Data excerpts:
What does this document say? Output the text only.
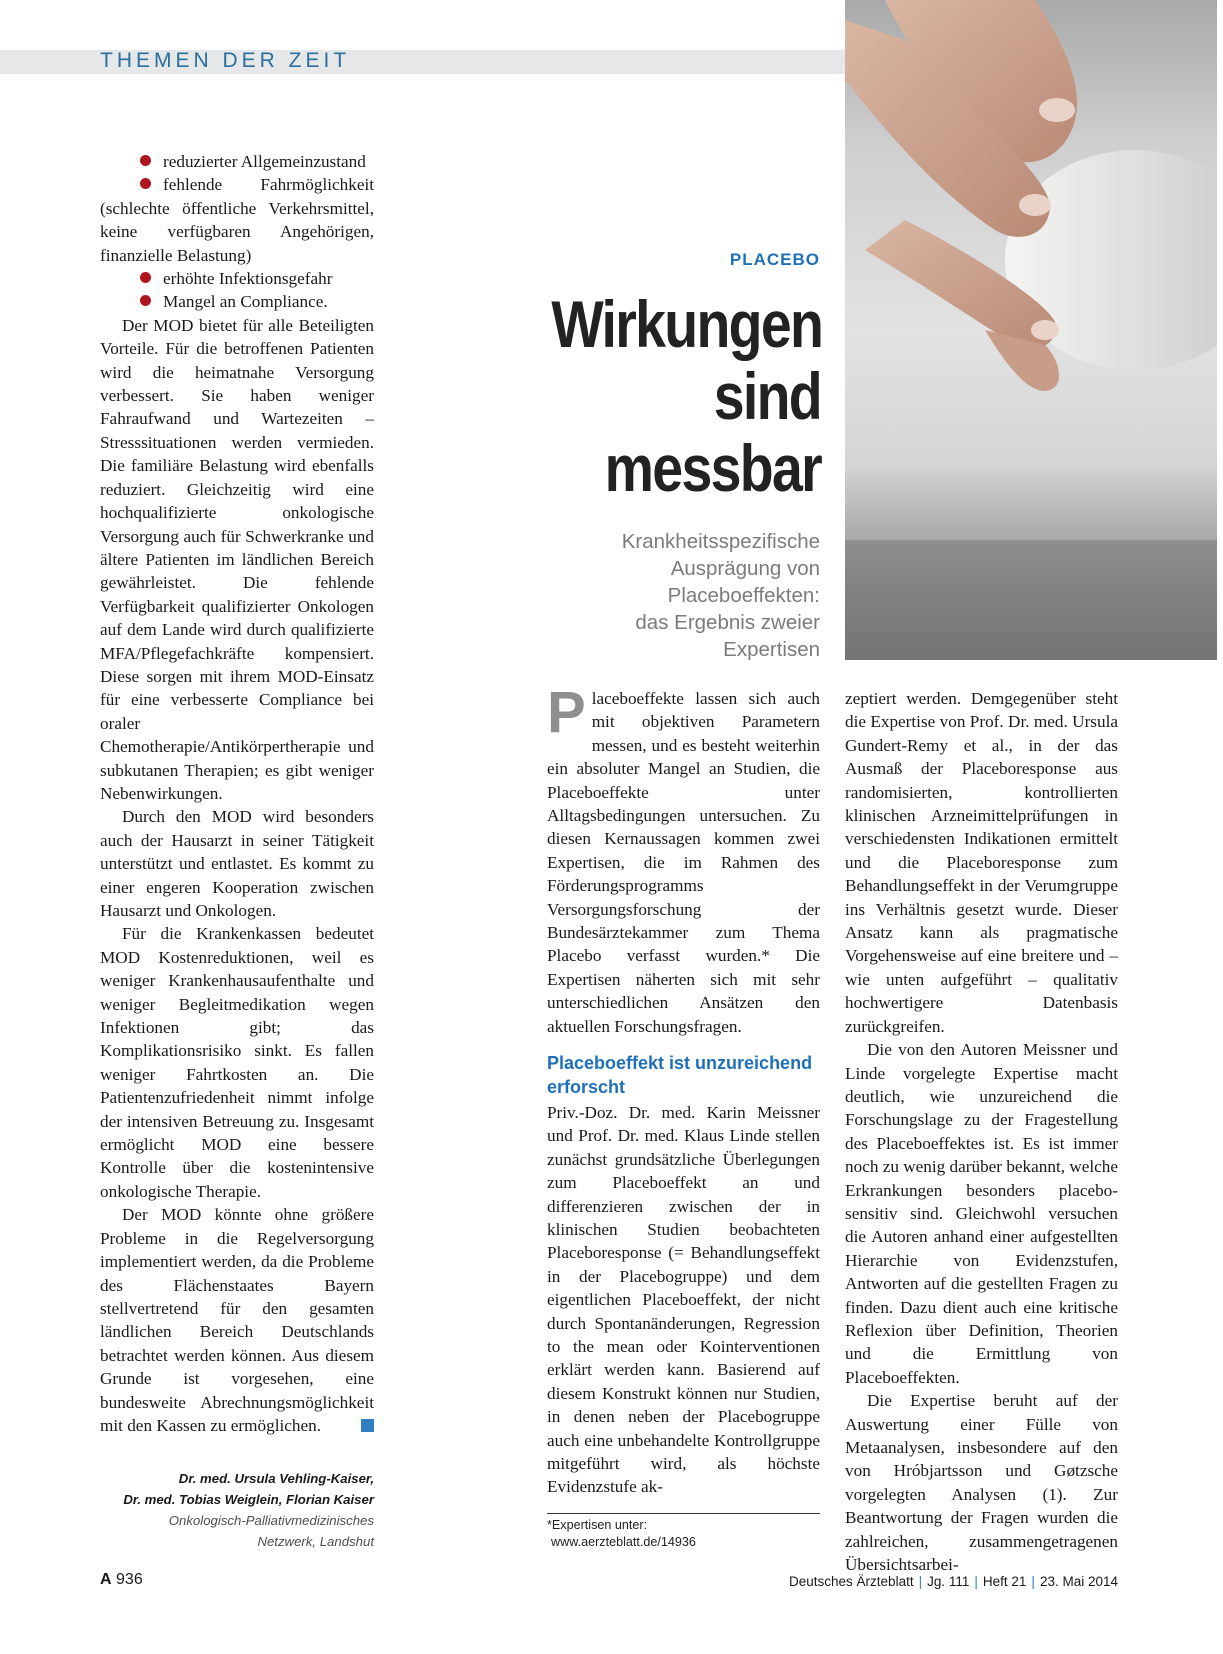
THEMEN DER ZEIT

reduzierter Allgemeinzustand

fehlende Fahrmöglichkeit (schlechte öffentliche Verkehrsmittel, keine verfügbaren Angehörigen, finanzielle Belastung)

erhöhte Infektionsgefahr

Mangel an Compliance.

Der MOD bietet für alle Beteiligten Vorteile. Für die betroffenen Patienten wird die heimatnahe Versorgung verbessert. Sie haben weniger Fahraufwand und Wartezeiten – Stresssituationen werden vermieden. Die familiäre Belastung wird ebenfalls reduziert. Gleichzeitig wird eine hochqualifizierte onkologische Versorgung auch für Schwerkranke und ältere Patienten im ländlichen Bereich gewährleistet. Die fehlende Verfügbarkeit qualifizierter Onkologen auf dem Lande wird durch qualifizierte MFA/Pflegefachkräfte kompensiert. Diese sorgen mit ihrem MOD-Einsatz für eine verbesserte Compliance bei oraler Chemotherapie/Antikörpertherapie und subkutanen Therapien; es gibt weniger Nebenwirkungen.

Durch den MOD wird besonders auch der Hausarzt in seiner Tätigkeit unterstützt und entlastet. Es kommt zu einer engeren Kooperation zwischen Hausarzt und Onkologen.

Für die Krankenkassen bedeutet MOD Kostenreduktionen, weil es weniger Krankenhausaufenthalte und weniger Begleitmedikation wegen Infektionen gibt; das Komplikationsrisiko sinkt. Es fallen weniger Fahrtkosten an. Die Patientenzufriedenheit nimmt infolge der intensiven Betreuung zu. Insgesamt ermöglicht MOD eine bessere Kontrolle über die kostenintensive onkologische Therapie.

Der MOD könnte ohne größere Probleme in die Regelversorgung implementiert werden, da die Probleme des Flächenstaates Bayern stellvertretend für den gesamten ländlichen Bereich Deutschlands betrachtet werden können. Aus diesem Grunde ist vorgesehen, eine bundesweite Abrechnungsmöglichkeit mit den Kassen zu ermöglichen.

Dr. med. Ursula Vehling-Kaiser,
Dr. med. Tobias Weiglein, Florian Kaiser
Onkologisch-Palliativmedizinisches
Netzwerk, Landshut
PLACEBO
Wirkungen
sind
messbar
Krankheitsspezifische
Ausprägung von
Placeboeffekten:
das Ergebnis zweier
Expertisen

Placeboeffekte lassen sich auch mit objektiven Parametern messen, und es besteht weiterhin ein absoluter Mangel an Studien, die Placeboeffekte unter Alltagsbedingungen untersuchen. Zu diesen Kernaussagen kommen zwei Expertisen, die im Rahmen des Förderungsprogramms Versorgungsforschung der Bundesärztekammer zum Thema Placebo verfasst wurden.* Die Expertisen näherten sich mit sehr unterschiedlichen Ansätzen den aktuellen Forschungsfragen.

Placeboeffekt ist unzureichend erforscht

Priv.-Doz. Dr. med. Karin Meissner und Prof. Dr. med. Klaus Linde stellen zunächst grundsätzliche Überlegungen zum Placeboeffekt an und differenzieren zwischen der in klinischen Studien beobachteten Placeboresponse (= Behandlungseffekt in der Placebogruppe) und dem eigentlichen Placeboeffekt, der nicht durch Spontanänderungen, Regression to the mean oder Kointerventionen erklärt werden kann. Basierend auf diesem Konstrukt können nur Studien, in denen neben der Placebogruppe auch eine unbehandelte Kontrollgruppe mitgeführt wird, als höchste Evidenzstufe ak-

*Expertisen unter:
www.aerzteblatt.de/14936

zeptiert werden. Demgegenüber steht die Expertise von Prof. Dr. med. Ursula Gundert-Remy et al., in der das Ausmaß der Placeboresponse aus randomisierten, kontrollierten klinischen Arzneimittelprüfungen in verschiedensten Indikationen ermittelt und die Placeboresponse zum Behandlungseffekt in der Verumgruppe ins Verhältnis gesetzt wurde. Dieser Ansatz kann als pragmatische Vorgehensweise auf eine breitere und – wie unten aufgeführt – qualitativ hochwertigere Datenbasis zurückgreifen.

Die von den Autoren Meissner und Linde vorgelegte Expertise macht deutlich, wie unzureichend die Forschungslage zu der Fragestellung des Placeboeffektes ist. Es ist immer noch zu wenig darüber bekannt, welche Erkrankungen besonders placebo-sensitiv sind. Gleichwohl versuchen die Autoren anhand einer aufgestellten Hierarchie von Evidenzstufen, Antworten auf die gestellten Fragen zu finden. Dazu dient auch eine kritische Reflexion über Definition, Theorien und die Ermittlung von Placeboeffekten.

Die Expertise beruht auf der Auswertung einer Fülle von Metaanalysen, insbesondere auf den von Hróbjartsson und Gøtzsche vorgelegten Analysen (1). Zur Beantwortung der Fragen wurden die zahlreichen, zusammengetragenen Übersichtsarbei-

A 936	Deutsches Ärzteblatt | Jg. 111 | Heft 21 | 23. Mai 2014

Exercise:
Keep the pictures out and write out the records exactly.

Output of the exercise:
What does this document say? Output the text only.
THEMEN DER ZEIT

reduzierter Allgemeinzustand

fehlende Fahrmöglichkeit (schlechte öffentliche Verkehrsmittel, keine verfügbaren Angehörigen, finanzielle Belastung)

erhöhte Infektionsgefahr

Mangel an Compliance.

Der MOD bietet für alle Beteiligten Vorteile. Für die betroffenen Patienten wird die heimatnahe Versorgung verbessert. Sie haben weniger Fahraufwand und Wartezeiten – Stresssituationen werden vermieden. Die familiäre Belastung wird ebenfalls reduziert. Gleichzeitig wird eine hochqualifizierte onkologische Versorgung auch für Schwerkranke und ältere Patienten im ländlichen Bereich gewährleistet. Die fehlende Verfügbarkeit qualifizierter Onkologen auf dem Lande wird durch qualifizierte MFA/Pflegefachkräfte kompensiert. Diese sorgen mit ihrem MOD-Einsatz für eine verbesserte Compliance bei oraler Chemotherapie/Antikörpertherapie und subkutanen Therapien; es gibt weniger Nebenwirkungen.

Durch den MOD wird besonders auch der Hausarzt in seiner Tätigkeit unterstützt und entlastet. Es kommt zu einer engeren Kooperation zwischen Hausarzt und Onkologen.

Für die Krankenkassen bedeutet MOD Kostenreduktionen, weil es weniger Krankenhausaufenthalte und weniger Begleitmedikation wegen Infektionen gibt; das Komplikationsrisiko sinkt. Es fallen weniger Fahrtkosten an. Die Patientenzufriedenheit nimmt infolge der intensiven Betreuung zu. Insgesamt ermöglicht MOD eine bessere Kontrolle über die kostenintensive onkologische Therapie.

Der MOD könnte ohne größere Probleme in die Regelversorgung implementiert werden, da die Probleme des Flächenstaates Bayern stellvertretend für den gesamten ländlichen Bereich Deutschlands betrachtet werden können. Aus diesem Grunde ist vorgesehen, eine bundesweite Abrechnungsmöglichkeit mit den Kassen zu ermöglichen.

Dr. med. Ursula Vehling-Kaiser,
Dr. med. Tobias Weiglein, Florian Kaiser
Onkologisch-Palliativmedizinisches
Netzwerk, Landshut
PLACEBO
Wirkungen
sind
messbar
Krankheitsspezifische
Ausprägung von
Placeboeffekten:
das Ergebnis zweier
Expertisen

Placeboeffekte lassen sich auch mit objektiven Parametern messen, und es besteht weiterhin ein absoluter Mangel an Studien, die Placeboeffekte unter Alltagsbedingungen untersuchen. Zu diesen Kernaussagen kommen zwei Expertisen, die im Rahmen des Förderungsprogramms Versorgungsforschung der Bundesärztekammer zum Thema Placebo verfasst wurden.* Die Expertisen näherten sich mit sehr unterschiedlichen Ansätzen den aktuellen Forschungsfragen.

Placeboeffekt ist unzureichend erforscht

Priv.-Doz. Dr. med. Karin Meissner und Prof. Dr. med. Klaus Linde stellen zunächst grundsätzliche Überlegungen zum Placeboeffekt an und differenzieren zwischen der in klinischen Studien beobachteten Placeboresponse (= Behandlungseffekt in der Placebogruppe) und dem eigentlichen Placeboeffekt, der nicht durch Spontanänderungen, Regression to the mean oder Kointerventionen erklärt werden kann. Basierend auf diesem Konstrukt können nur Studien, in denen neben der Placebogruppe auch eine unbehandelte Kontrollgruppe mitgeführt wird, als höchste Evidenzstufe ak-

*Expertisen unter:
www.aerzteblatt.de/14936

zeptiert werden. Demgegenüber steht die Expertise von Prof. Dr. med. Ursula Gundert-Remy et al., in der das Ausmaß der Placeboresponse aus randomisierten, kontrollierten klinischen Arzneimittelprüfungen in verschiedensten Indikationen ermittelt und die Placeboresponse zum Behandlungseffekt in der Verumgruppe ins Verhältnis gesetzt wurde. Dieser Ansatz kann als pragmatische Vorgehensweise auf eine breitere und – wie unten aufgeführt – qualitativ hochwertigere Datenbasis zurückgreifen.

Die von den Autoren Meissner und Linde vorgelegte Expertise macht deutlich, wie unzureichend die Forschungslage zu der Fragestellung des Placeboeffektes ist. Es ist immer noch zu wenig darüber bekannt, welche Erkrankungen besonders placebo-sensitiv sind. Gleichwohl versuchen die Autoren anhand einer aufgestellten Hierarchie von Evidenzstufen, Antworten auf die gestellten Fragen zu finden. Dazu dient auch eine kritische Reflexion über Definition, Theorien und die Ermittlung von Placeboeffekten.

Die Expertise beruht auf der Auswertung einer Fülle von Metaanalysen, insbesondere auf den von Hróbjartsson und Gøtzsche vorgelegten Analysen (1). Zur Beantwortung der Fragen wurden die zahlreichen, zusammengetragenen Übersichtsarbei-

A 936	Deutsches Ärzteblatt | Jg. 111 | Heft 21 | 23. Mai 2014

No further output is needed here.